**Stated problem:**
Below are the records; copy each line in them that holds the word "Algeria".

Recorded data

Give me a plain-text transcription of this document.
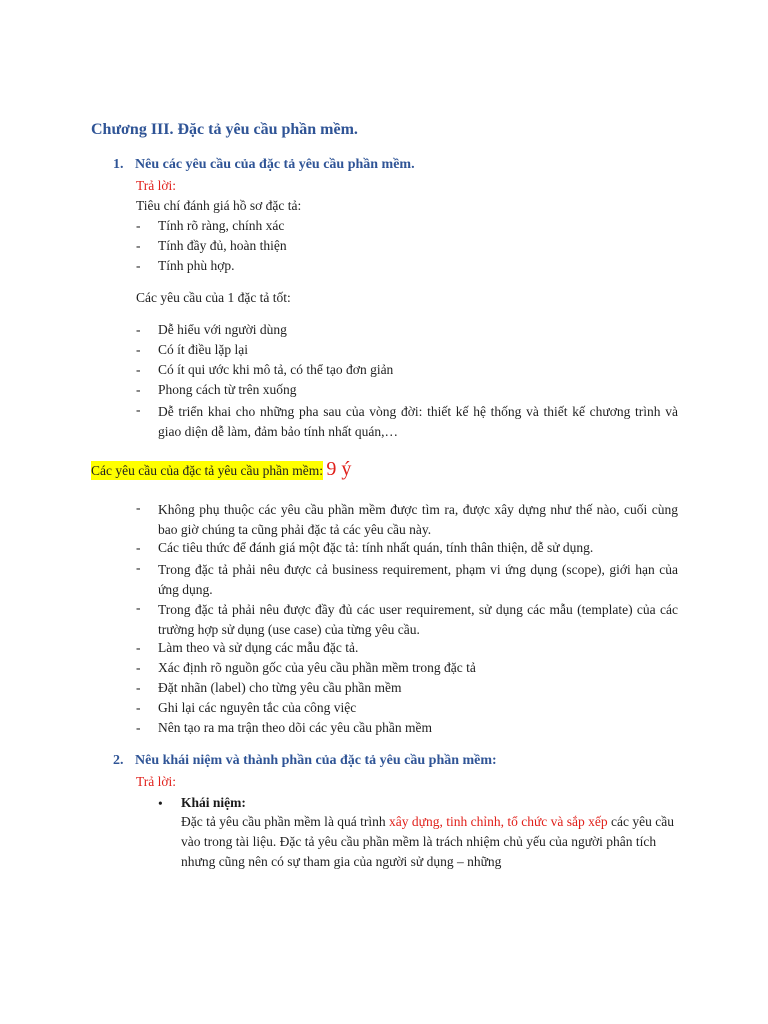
Chương III. Đặc tả yêu cầu phần mềm.
1. Nêu các yêu cầu của đặc tả yêu cầu phần mềm.
Trả lời:
Tiêu chí đánh giá hồ sơ đặc tả:
- Tính rõ ràng, chính xác
- Tính đầy đủ, hoàn thiện
- Tính phù hợp.
Các yêu cầu của 1 đặc tả tốt:
- Dễ hiểu với người dùng
- Có ít điều lặp lại
- Có ít qui ước khi mô tả, có thể tạo đơn giản
- Phong cách từ trên xuống
- Dễ triển khai cho những pha sau của vòng đời: thiết kế hệ thống và thiết kế chương trình và giao diện dễ làm, đảm bảo tính nhất quán,…
Các yêu cầu của đặc tả yêu cầu phần mềm: 9 ý
- Không phụ thuộc các yêu cầu phần mềm được tìm ra, được xây dựng như thế nào, cuối cùng bao giờ chúng ta cũng phải đặc tả các yêu cầu này.
- Các tiêu thức để đánh giá một đặc tả: tính nhất quán, tính thân thiện, dễ sử dụng.
- Trong đặc tả phải nêu được cả business requirement, phạm vi ứng dụng (scope), giới hạn của ứng dụng.
- Trong đặc tả phải nêu được đầy đủ các user requirement, sử dụng các mẫu (template) của các trường hợp sử dụng (use case) của từng yêu cầu.
- Làm theo và sử dụng các mẫu đặc tả.
- Xác định rõ nguồn gốc của yêu cầu phần mềm trong đặc tả
- Đặt nhãn (label) cho từng yêu cầu phần mềm
- Ghi lại các nguyên tắc của công việc
- Nên tạo ra ma trận theo dõi các yêu cầu phần mềm
2. Nêu khái niệm và thành phần của đặc tả yêu cầu phần mềm:
Trả lời:
• Khái niệm:
Đặc tả yêu cầu phần mềm là quá trình xây dựng, tinh chỉnh, tổ chức và sắp xếp các yêu cầu vào trong tài liệu. Đặc tả yêu cầu phần mềm là trách nhiệm chủ yếu của người phân tích nhưng cũng nên có sự tham gia của người sử dụng – những
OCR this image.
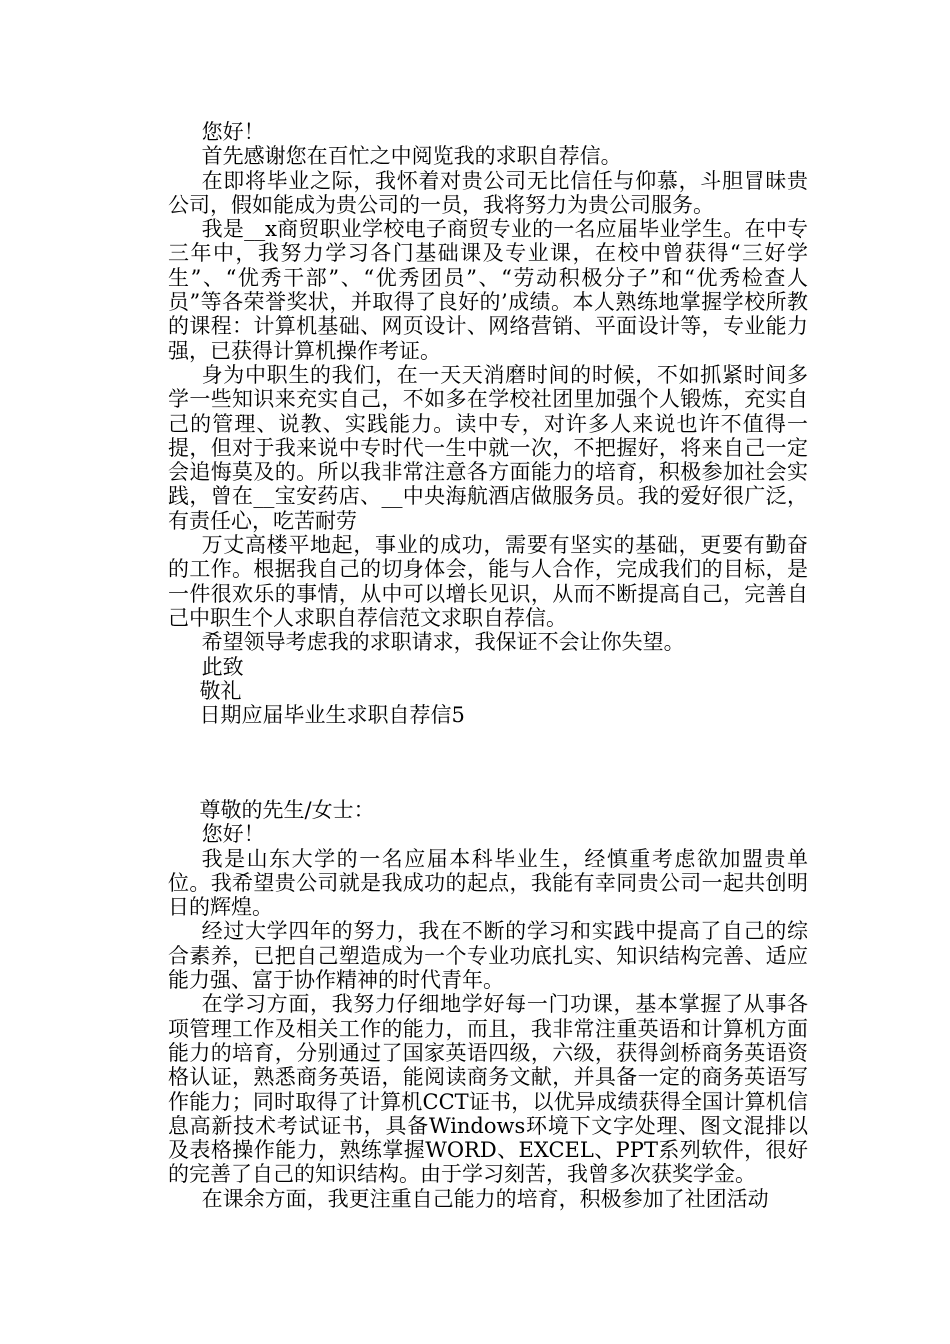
您好！

首先感谢您在百忙之中阅览我的求职自荐信。

在即将毕业之际，我怀着对贵公司无比信任与仰慕，斗胆冒昧贵公司，假如能成为贵公司的一员，我将努力为贵公司服务。

我是__x商贸职业学校电子商贸专业的一名应届毕业学生。在中专三年中，我努力学习各门基础课及专业课，在校中曾获得“三好学生”、“优秀干部”、“优秀团员”、“劳动积极分子”和“优秀检查人员”等各荣誉奖状，并取得了良好的’成绩。本人熟练地掌握学校所教的课程：计算机基础、网页设计、网络营销、平面设计等，专业能力强，已获得计算机操作考证。

身为中职生的我们，在一天天消磨时间的时候，不如抓紧时间多学一些知识来充实自己，不如多在学校社团里加强个人锻炼，充实自己的管理、说教、实践能力。读中专，对许多人来说也许不值得一提，但对于我来说中专时代一生中就一次，不把握好，将来自己一定会追悔莫及的。所以我非常注意各方面能力的培育，积极参加社会实践，曾在__宝安药店、__中央海航酒店做服务员。我的爱好很广泛，有责任心，吃苦耐劳

万丈高楼平地起，事业的成功，需要有坚实的基础，更要有勤奋的工作。根据我自己的切身体会，能与人合作，完成我们的目标，是一件很欢乐的事情，从中可以增长见识，从而不断提高自己，完善自己中职生个人求职自荐信范文求职自荐信。

希望领导考虑我的求职请求，我保证不会让你失望。

此致

敬礼

日期应届毕业生求职自荐信5

尊敬的先生/女士：

您好！

我是山东大学的一名应届本科毕业生，经慎重考虑欲加盟贵单位。我希望贵公司就是我成功的起点，我能有幸同贵公司一起共创明日的辉煌。

经过大学四年的努力，我在不断的学习和实践中提高了自己的综合素养，已把自己塑造成为一个专业功底扎实、知识结构完善、适应能力强、富于协作精神的时代青年。

在学习方面，我努力仔细地学好每一门功课，基本掌握了从事各项管理工作及相关工作的能力，而且，我非常注重英语和计算机方面能力的培育，分别通过了国家英语四级，六级，获得剑桥商务英语资格认证，熟悉商务英语，能阅读商务文献，并具备一定的商务英语写作能力；同时取得了计算机CCT证书，以优异成绩获得全国计算机信息高新技术考试证书，具备Windows环境下文字处理、图文混排以及表格操作能力，熟练掌握WORD、EXCEL、PPT系列软件，很好的完善了自己的知识结构。由于学习刻苦，我曾多次获奖学金。

在课余方面，我更注重自己能力的培育，积极参加了社团活动
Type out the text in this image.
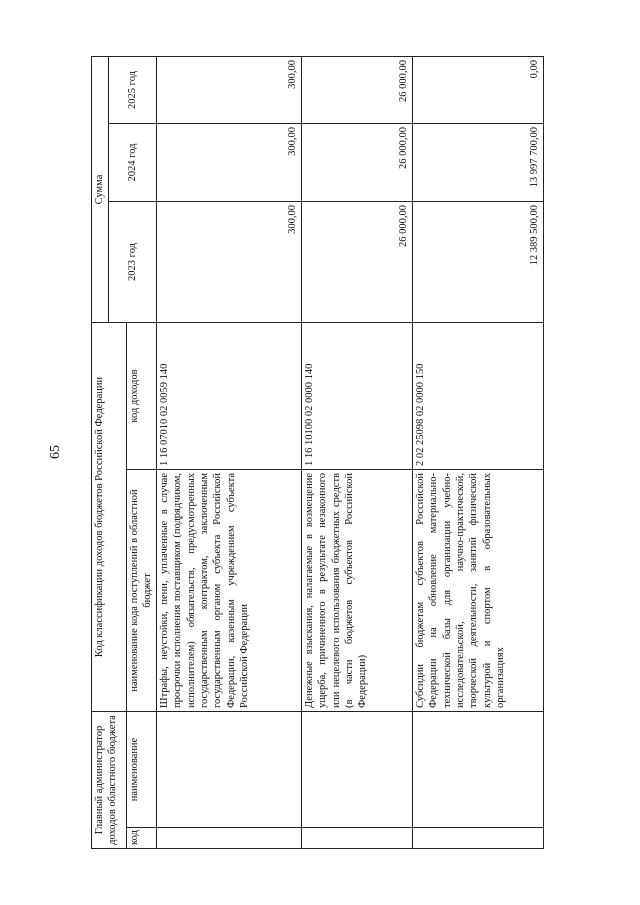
65
Главный администратор доходов областного бюджета		Код классификации доходов бюджетов Российской Федерации		Сумма		
				2023 год	2024 год	2025 год
код	наименование	наименование кода поступлений в областной бюджет	код доходов			
		Штрафы, неустойки, пени, уплаченные в случае просрочки исполнения поставщиком (подрядчиком, исполнителем) обязательств, предусмотренных государственным контрактом, заключенным государственным органом субъекта Российской Федерации, казенным учреждением субъекта Российской Федерации	1 16 07010 02 0059 140	300,00	300,00	300,00
		Денежные взыскания, налагаемые в возмещение ущерба, причиненного в результате незаконного или нецелевого использования бюджетных средств (в части бюджетов субъектов Российской Федерации)	1 16 10100 02 0000 140	26 000,00	26 000,00	26 000,00
		Субсидии бюджетам субъектов Российской Федерации на обновление материально-технической базы для организации учебно-исследовательской, научно-практической, творческой деятельности, занятий физической культурой и спортом в образовательных организациях	2 02 25098 02 0000 150	12 389 500,00	13 997 700,00	0,00
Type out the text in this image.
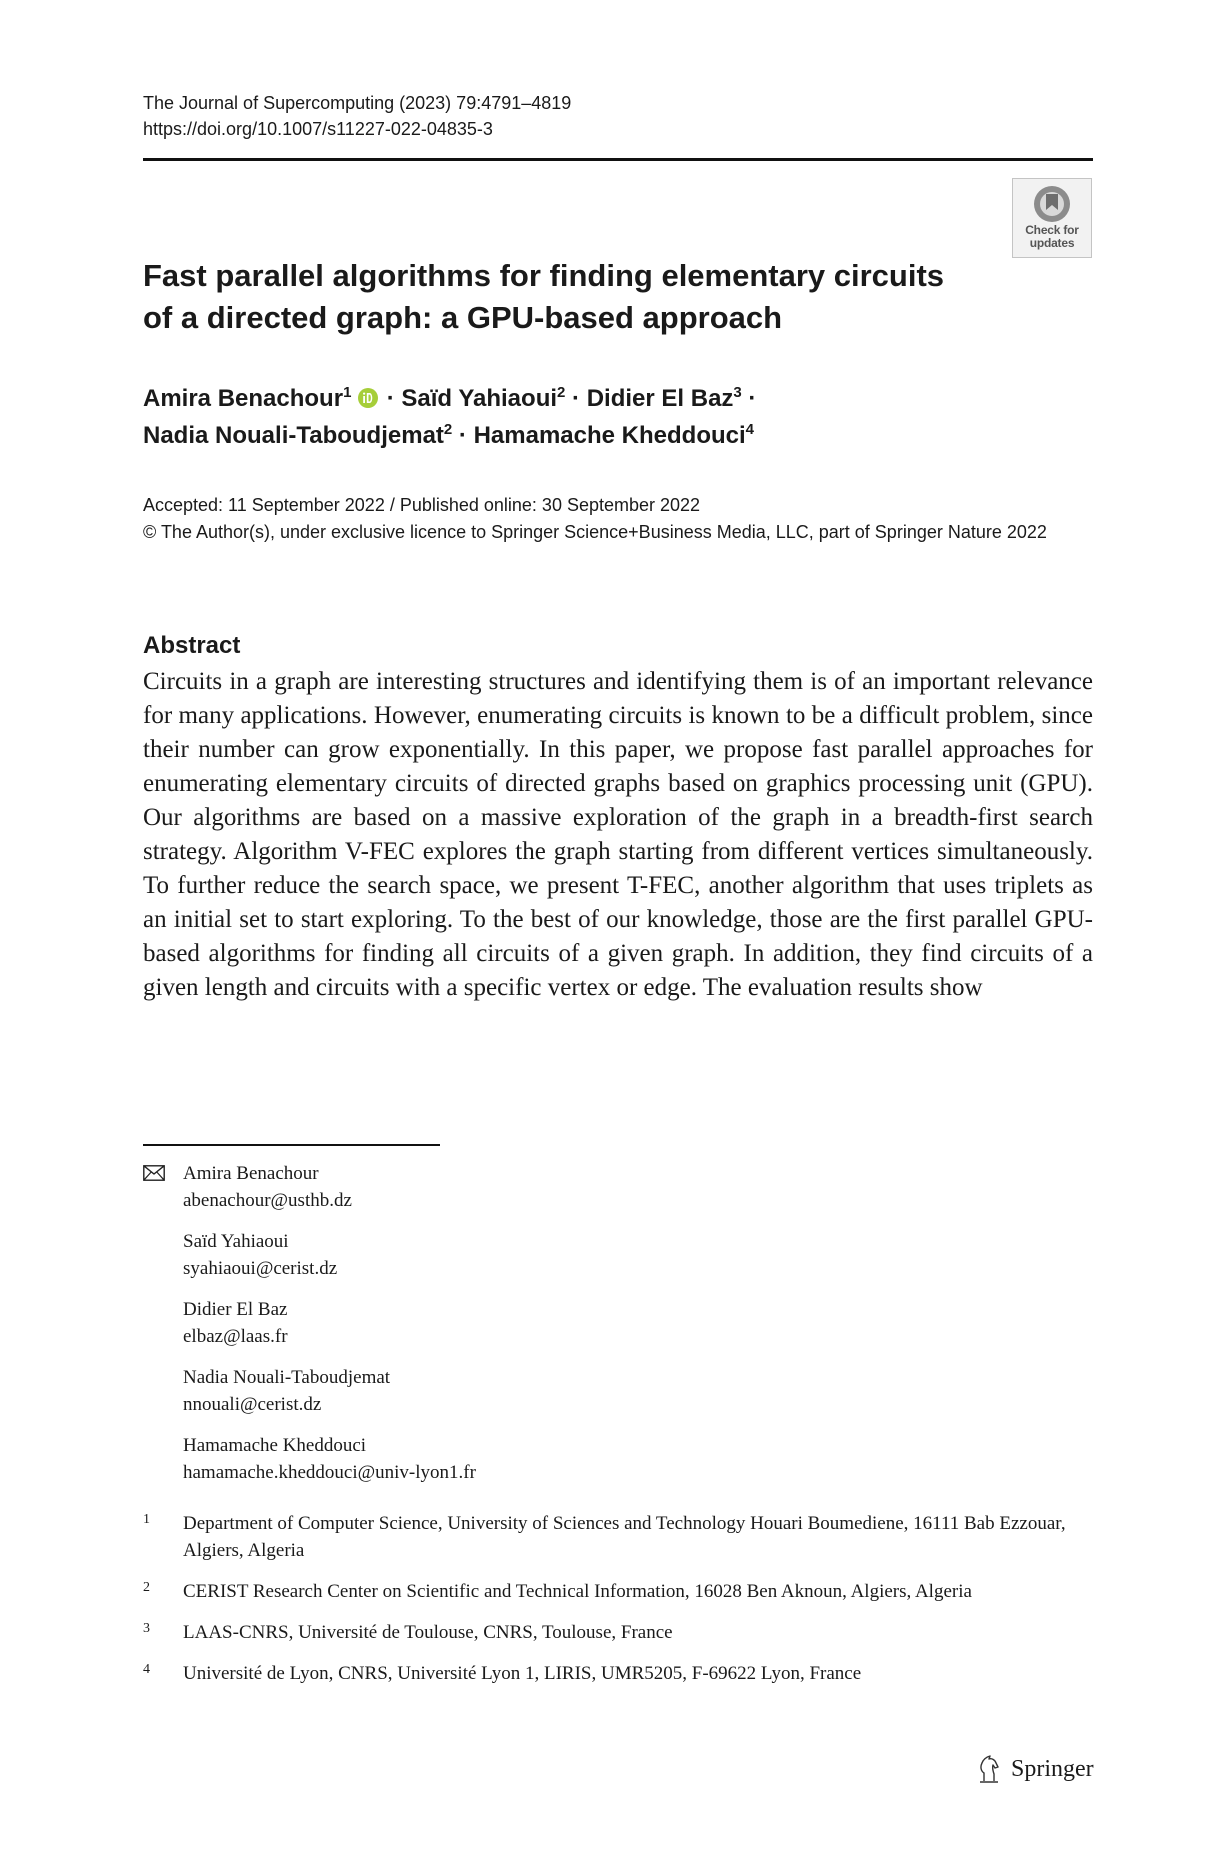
The Journal of Supercomputing (2023) 79:4791–4819
https://doi.org/10.1007/s11227-022-04835-3
Check for
updates
Fast parallel algorithms for finding elementary circuits
of a directed graph: a GPU-based approach
Amira Benachour$^1$  · Saïd Yahiaoui$^2$ · Didier El Baz$^3$ ·
Nadia Nouali-Taboudjemat$^2$ · Hamamache Kheddouci$^4$
Accepted: 11 September 2022 / Published online: 30 September 2022
© The Author(s), under exclusive licence to Springer Science+Business Media, LLC, part of Springer Nature 2022
Abstract
Circuits in a graph are interesting structures and identifying them is of an important relevance for many applications. However, enumerating circuits is known to be a difficult problem, since their number can grow exponentially. In this paper, we propose fast parallel approaches for enumerating elementary circuits of directed graphs based on graphics processing unit (GPU). Our algorithms are based on a massive exploration of the graph in a breadth-first search strategy. Algorithm V-FEC explores the graph starting from different vertices simultaneously. To further reduce the search space, we present T-FEC, another algorithm that uses triplets as an initial set to start exploring. To the best of our knowledge, those are the first parallel GPU-based algorithms for finding all circuits of a given graph. In addition, they find circuits of a given length and circuits with a specific vertex or edge. The evaluation results show
Amira Benachour
abenachour@usthb.dz
Saïd Yahiaoui
syahiaoui@cerist.dz
Didier El Baz
elbaz@laas.fr
Nadia Nouali-Taboudjemat
nnouali@cerist.dz
Hamamache Kheddouci
hamamache.kheddouci@univ-lyon1.fr
1 Department of Computer Science, University of Sciences and Technology Houari Boumediene, 16111 Bab Ezzouar, Algiers, Algeria
2 CERIST Research Center on Scientific and Technical Information, 16028 Ben Aknoun, Algiers, Algeria
3 LAAS-CNRS, Université de Toulouse, CNRS, Toulouse, France
4 Université de Lyon, CNRS, Université Lyon 1, LIRIS, UMR5205, F-69622 Lyon, France
Springer
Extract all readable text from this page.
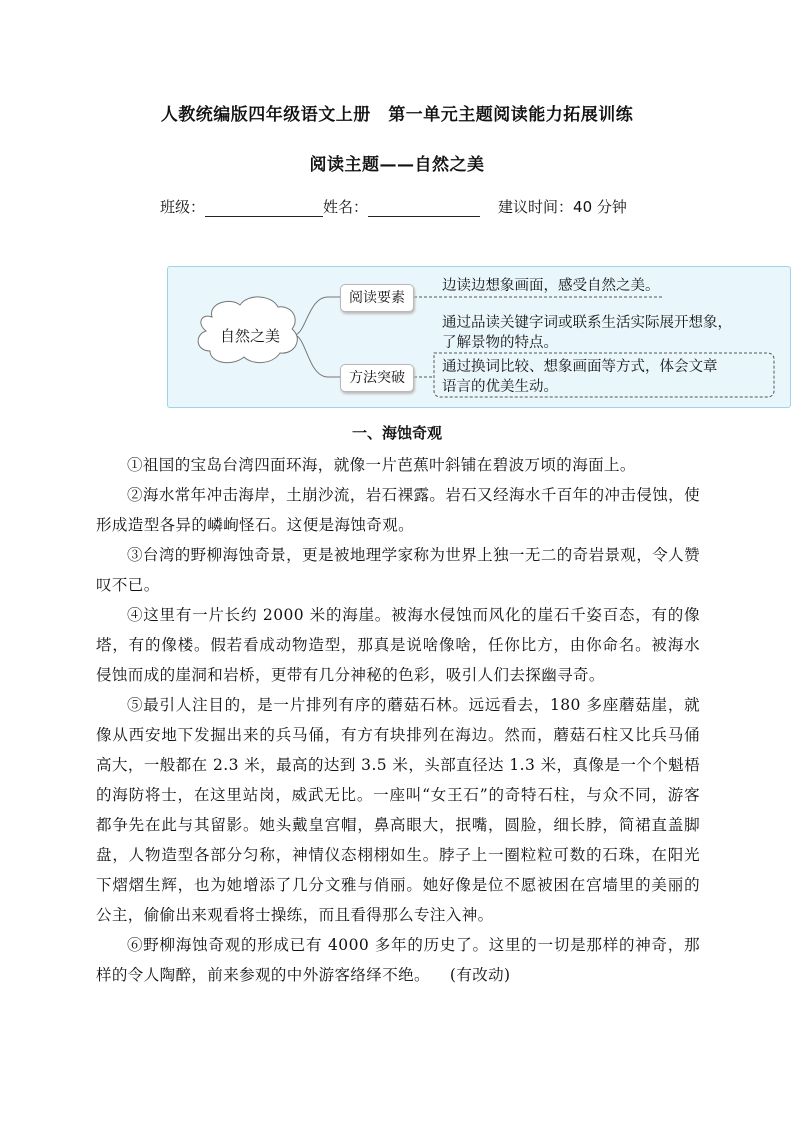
人教统编版四年级语文上册　第一单元主题阅读能力拓展训练
阅读主题——自然之美
班级：	姓名：	建议时间：40 分钟
自然之美
阅读要素
方法突破
边读边想象画面，感受自然之美。
通过品读关键字词或联系生活实际展开想象，
了解景物的特点。
通过换词比较、想象画面等方式，体会文章
语言的优美生动。
一、海蚀奇观

①祖国的宝岛台湾四面环海，就像一片芭蕉叶斜铺在碧波万顷的海面上。

②海水常年冲击海岸，土崩沙流，岩石裸露。岩石又经海水千百年的冲击侵蚀，使形成造型各异的嶙峋怪石。这便是海蚀奇观。

③台湾的野柳海蚀奇景，更是被地理学家称为世界上独一无二的奇岩景观，令人赞叹不已。

④这里有一片长约 2000 米的海崖。被海水侵蚀而风化的崖石千姿百态，有的像塔，有的像楼。假若看成动物造型，那真是说啥像啥，任你比方，由你命名。被海水侵蚀而成的崖洞和岩桥，更带有几分神秘的色彩，吸引人们去探幽寻奇。

⑤最引人注目的，是一片排列有序的蘑菇石林。远远看去，180 多座蘑菇崖，就像从西安地下发掘出来的兵马俑，有方有块排列在海边。然而，蘑菇石柱又比兵马俑高大，一般都在 2.3 米，最高的达到 3.5 米，头部直径达 1.3 米，真像是一个个魁梧的海防将士，在这里站岗，威武无比。一座叫“女王石”的奇特石柱，与众不同，游客都争先在此与其留影。她头戴皇宫帽，鼻高眼大，抿嘴，圆脸，细长脖，简裙直盖脚盘，人物造型各部分匀称，神情仪态栩栩如生。脖子上一圈粒粒可数的石珠，在阳光下熠熠生辉，也为她增添了几分文雅与俏丽。她好像是位不愿被困在宫墙里的美丽的公主，偷偷出来观看将士操练，而且看得那么专注入神。

⑥野柳海蚀奇观的形成已有 4000 多年的历史了。这里的一切是那样的神奇，那样的令人陶醉，前来参观的中外游客络绎不绝。 (有改动)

**Complete answer:**
1 Department of Computer Science, University of Sciences and Technology Houari Boumediene, 16111 Bab Ezzouar, Algiers, Algeria
2 CERIST Research Center on Scientific and Technical Information, 16028 Ben Aknoun, Algiers, Algeria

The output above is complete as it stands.